** Set task **
Look through the records below and collect all lines that hold the string "xlabel".

** Exercise inputs **

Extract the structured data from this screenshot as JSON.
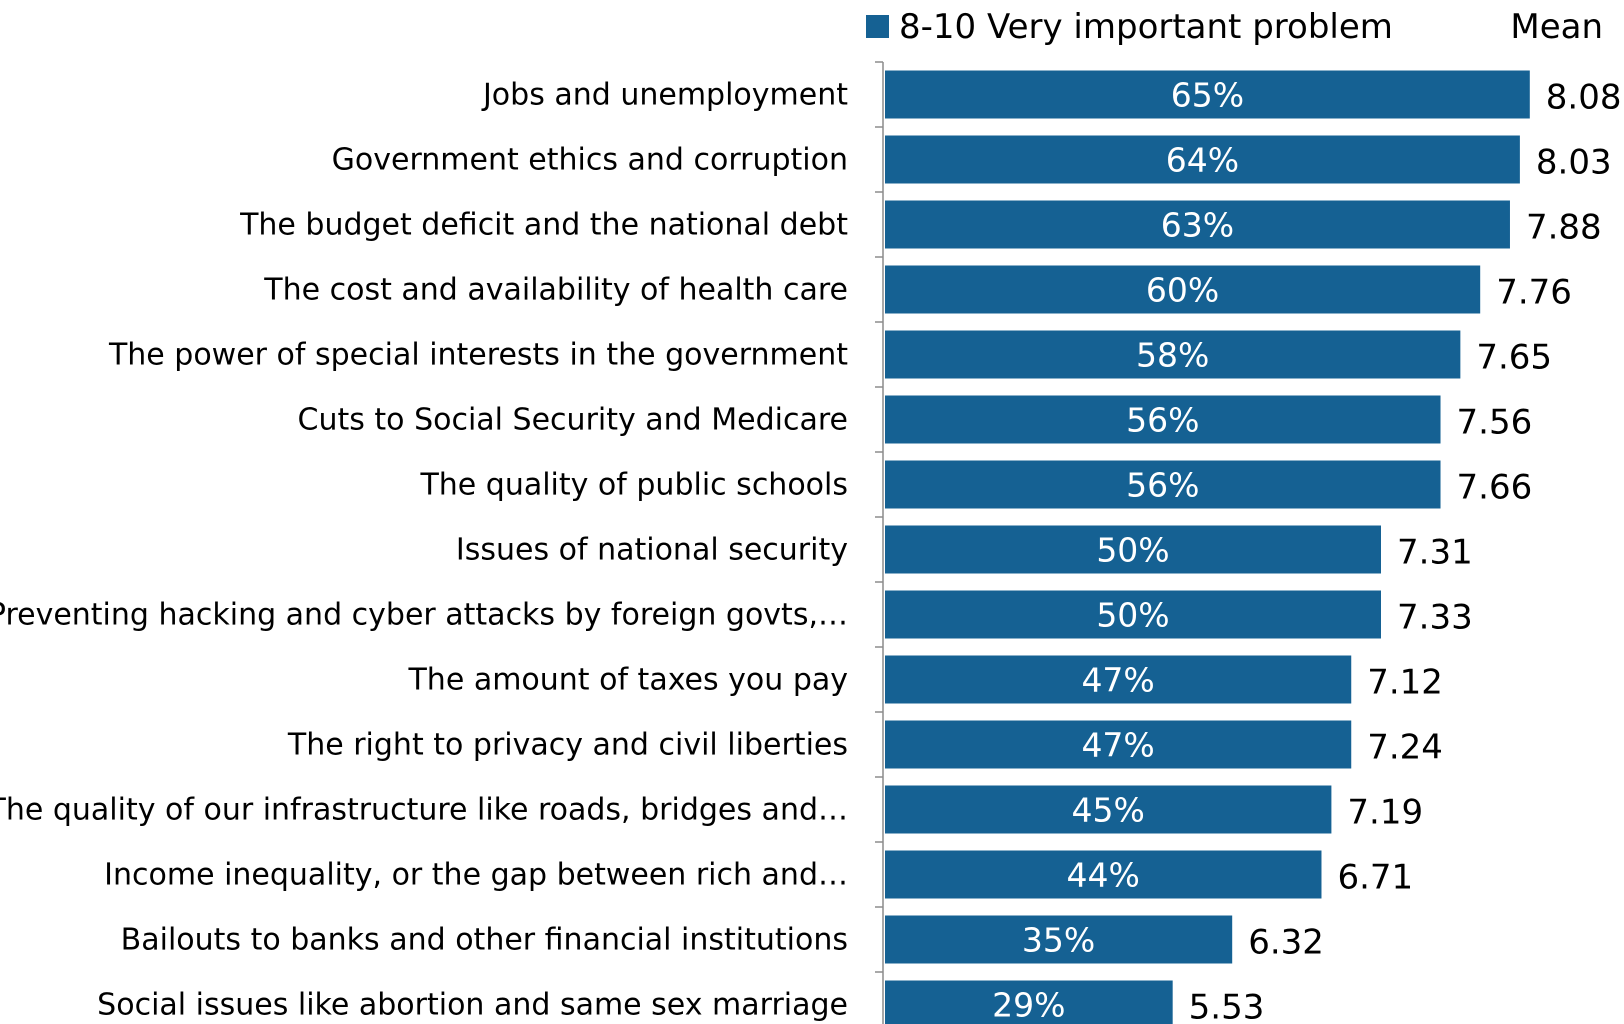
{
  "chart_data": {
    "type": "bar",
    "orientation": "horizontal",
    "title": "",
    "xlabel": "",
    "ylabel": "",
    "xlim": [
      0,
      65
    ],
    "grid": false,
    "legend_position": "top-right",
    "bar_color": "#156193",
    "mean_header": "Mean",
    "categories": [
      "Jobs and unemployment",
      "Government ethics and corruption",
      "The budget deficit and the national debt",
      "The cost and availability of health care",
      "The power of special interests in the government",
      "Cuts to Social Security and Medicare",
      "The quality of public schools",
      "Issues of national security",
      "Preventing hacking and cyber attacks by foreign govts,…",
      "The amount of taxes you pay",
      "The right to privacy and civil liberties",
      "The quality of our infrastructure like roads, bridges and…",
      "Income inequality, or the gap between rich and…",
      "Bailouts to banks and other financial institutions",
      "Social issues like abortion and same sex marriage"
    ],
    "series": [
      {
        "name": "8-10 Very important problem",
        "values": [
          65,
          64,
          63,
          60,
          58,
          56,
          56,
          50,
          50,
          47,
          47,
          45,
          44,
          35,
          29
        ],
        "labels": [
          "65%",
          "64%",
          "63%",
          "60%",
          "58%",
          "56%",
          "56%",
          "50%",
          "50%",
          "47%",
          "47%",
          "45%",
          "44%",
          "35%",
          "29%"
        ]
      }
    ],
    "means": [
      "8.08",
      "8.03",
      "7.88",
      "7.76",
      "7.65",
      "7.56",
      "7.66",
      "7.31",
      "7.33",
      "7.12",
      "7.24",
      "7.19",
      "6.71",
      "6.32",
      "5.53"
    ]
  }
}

==

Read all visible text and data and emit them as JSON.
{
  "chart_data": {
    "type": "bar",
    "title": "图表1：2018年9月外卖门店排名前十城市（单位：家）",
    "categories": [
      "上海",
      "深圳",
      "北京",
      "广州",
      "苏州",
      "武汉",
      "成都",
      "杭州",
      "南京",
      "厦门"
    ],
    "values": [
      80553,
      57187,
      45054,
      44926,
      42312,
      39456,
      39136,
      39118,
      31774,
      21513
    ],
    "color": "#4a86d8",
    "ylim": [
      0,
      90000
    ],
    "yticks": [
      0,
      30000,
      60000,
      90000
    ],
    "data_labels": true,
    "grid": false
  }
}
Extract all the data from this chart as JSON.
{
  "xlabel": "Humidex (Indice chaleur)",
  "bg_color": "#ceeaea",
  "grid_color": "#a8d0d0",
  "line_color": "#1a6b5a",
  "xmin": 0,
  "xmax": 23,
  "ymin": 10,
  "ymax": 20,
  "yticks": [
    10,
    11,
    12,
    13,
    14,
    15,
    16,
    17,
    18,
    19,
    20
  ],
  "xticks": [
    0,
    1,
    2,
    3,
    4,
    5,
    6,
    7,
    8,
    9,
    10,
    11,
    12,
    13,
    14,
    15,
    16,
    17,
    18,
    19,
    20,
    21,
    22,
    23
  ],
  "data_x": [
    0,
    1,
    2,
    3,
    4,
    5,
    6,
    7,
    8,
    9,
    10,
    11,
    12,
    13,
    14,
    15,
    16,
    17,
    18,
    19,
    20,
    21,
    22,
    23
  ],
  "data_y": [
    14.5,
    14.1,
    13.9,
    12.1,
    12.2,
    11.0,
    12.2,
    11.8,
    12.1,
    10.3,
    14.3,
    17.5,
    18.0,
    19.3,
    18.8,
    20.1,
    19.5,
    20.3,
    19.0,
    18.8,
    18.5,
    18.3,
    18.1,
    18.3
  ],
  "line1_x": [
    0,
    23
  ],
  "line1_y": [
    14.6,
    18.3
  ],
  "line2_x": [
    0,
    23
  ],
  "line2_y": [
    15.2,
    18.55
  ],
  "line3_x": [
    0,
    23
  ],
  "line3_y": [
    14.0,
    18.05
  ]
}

---

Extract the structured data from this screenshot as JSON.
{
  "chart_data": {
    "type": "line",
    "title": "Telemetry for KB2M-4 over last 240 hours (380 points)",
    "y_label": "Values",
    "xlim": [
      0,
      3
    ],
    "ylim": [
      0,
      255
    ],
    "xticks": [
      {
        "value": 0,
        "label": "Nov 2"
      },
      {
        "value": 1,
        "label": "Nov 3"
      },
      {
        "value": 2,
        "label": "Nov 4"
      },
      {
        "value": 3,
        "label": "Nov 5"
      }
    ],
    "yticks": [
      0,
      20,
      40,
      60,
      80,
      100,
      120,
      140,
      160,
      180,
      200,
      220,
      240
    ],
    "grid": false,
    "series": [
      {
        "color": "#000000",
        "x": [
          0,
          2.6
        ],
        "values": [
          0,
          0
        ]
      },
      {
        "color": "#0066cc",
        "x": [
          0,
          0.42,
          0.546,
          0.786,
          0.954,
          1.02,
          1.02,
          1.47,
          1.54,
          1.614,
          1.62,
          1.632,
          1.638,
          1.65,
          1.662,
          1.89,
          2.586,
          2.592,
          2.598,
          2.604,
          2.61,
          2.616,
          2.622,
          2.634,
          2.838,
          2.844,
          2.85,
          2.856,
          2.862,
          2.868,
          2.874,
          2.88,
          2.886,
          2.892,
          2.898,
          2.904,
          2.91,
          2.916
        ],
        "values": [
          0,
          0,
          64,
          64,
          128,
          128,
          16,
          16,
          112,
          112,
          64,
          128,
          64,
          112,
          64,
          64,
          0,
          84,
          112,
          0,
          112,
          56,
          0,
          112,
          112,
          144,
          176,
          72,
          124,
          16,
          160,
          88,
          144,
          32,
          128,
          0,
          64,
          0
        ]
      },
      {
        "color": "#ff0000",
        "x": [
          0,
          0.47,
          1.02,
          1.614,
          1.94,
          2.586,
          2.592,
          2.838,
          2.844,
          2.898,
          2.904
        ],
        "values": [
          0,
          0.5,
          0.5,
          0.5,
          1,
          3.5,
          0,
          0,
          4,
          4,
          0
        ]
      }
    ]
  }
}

** Answer **
    "xlabel": "",
  "xlabel": "Humidex (Indice chaleur)",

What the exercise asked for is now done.